__Problem to solve__
Print every line of the listing exactly, please.

__Dataset excerpts__
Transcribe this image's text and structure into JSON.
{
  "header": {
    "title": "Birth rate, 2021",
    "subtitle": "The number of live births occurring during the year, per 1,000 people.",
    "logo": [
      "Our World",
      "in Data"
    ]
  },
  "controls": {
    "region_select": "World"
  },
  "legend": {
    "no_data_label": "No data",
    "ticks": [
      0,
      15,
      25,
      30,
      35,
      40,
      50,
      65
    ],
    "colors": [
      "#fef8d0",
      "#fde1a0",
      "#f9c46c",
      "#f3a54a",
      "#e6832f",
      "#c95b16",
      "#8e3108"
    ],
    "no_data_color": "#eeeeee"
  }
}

__Result of this task__
Transcribe this image's text and structure into JSON.
{
  "header": {
    "title": "Birth rate, 2021",
    "subtitle": "The number of live births occurring during the year, per 1,000 people.",
    "logo": [
      "Our World",
      "in Data"
    ]
  },
  "controls": {
    "region_select": "World"
  },
  "legend": {
    "no_data_label": "No data",
    "ticks": [
      0,
      15,
      25,
      30,
      35,
      40,
      50,
      65
    ],
    "colors": [
      "#fef8d0",
      "#fde1a0",
      "#f9c46c",
      "#f3a54a",
      "#e6832f",
      "#c95b16",
      "#8e3108"
    ],
    "no_data_color": "#eeeeee"
  }
}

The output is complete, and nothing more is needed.